**Challenge**
Reproduce all entries verbatim, with nothing added or dropped.
-- begin The records --
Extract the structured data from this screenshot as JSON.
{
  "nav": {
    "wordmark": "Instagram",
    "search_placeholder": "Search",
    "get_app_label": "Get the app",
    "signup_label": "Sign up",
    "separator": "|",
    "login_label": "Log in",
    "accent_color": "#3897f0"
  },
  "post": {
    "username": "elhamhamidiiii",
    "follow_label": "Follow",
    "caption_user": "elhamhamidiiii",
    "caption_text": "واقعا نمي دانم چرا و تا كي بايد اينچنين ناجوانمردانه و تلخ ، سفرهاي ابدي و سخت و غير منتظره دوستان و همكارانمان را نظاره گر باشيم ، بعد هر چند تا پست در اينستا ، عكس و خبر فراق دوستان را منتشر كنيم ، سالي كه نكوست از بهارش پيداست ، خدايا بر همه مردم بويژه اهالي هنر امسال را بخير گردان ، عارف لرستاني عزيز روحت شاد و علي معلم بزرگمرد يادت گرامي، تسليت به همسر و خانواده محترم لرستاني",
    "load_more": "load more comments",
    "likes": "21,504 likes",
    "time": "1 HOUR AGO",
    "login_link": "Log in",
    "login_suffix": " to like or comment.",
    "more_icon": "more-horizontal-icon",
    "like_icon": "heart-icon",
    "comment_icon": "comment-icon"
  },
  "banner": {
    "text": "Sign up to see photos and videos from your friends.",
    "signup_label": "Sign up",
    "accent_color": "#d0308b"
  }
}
-- end The records --
**Solved problem**
Extract the structured data from this screenshot as JSON.
{
  "nav": {
    "wordmark": "Instagram",
    "search_placeholder": "Search",
    "get_app_label": "Get the app",
    "signup_label": "Sign up",
    "separator": "|",
    "login_label": "Log in",
    "accent_color": "#3897f0"
  },
  "post": {
    "username": "elhamhamidiiii",
    "follow_label": "Follow",
    "caption_user": "elhamhamidiiii",
    "caption_text": "واقعا نمي دانم چرا و تا كي بايد اينچنين ناجوانمردانه و تلخ ، سفرهاي ابدي و سخت و غير منتظره دوستان و همكارانمان را نظاره گر باشيم ، بعد هر چند تا پست در اينستا ، عكس و خبر فراق دوستان را منتشر كنيم ، سالي كه نكوست از بهارش پيداست ، خدايا بر همه مردم بويژه اهالي هنر امسال را بخير گردان ، عارف لرستاني عزيز روحت شاد و علي معلم بزرگمرد يادت گرامي، تسليت به همسر و خانواده محترم لرستاني",
    "load_more": "load more comments",
    "likes": "21,504 likes",
    "time": "1 HOUR AGO",
    "login_link": "Log in",
    "login_suffix": " to like or comment.",
    "more_icon": "more-horizontal-icon",
    "like_icon": "heart-icon",
    "comment_icon": "comment-icon"
  },
  "banner": {
    "text": "Sign up to see photos and videos from your friends.",
    "signup_label": "Sign up",
    "accent_color": "#d0308b"
  }
}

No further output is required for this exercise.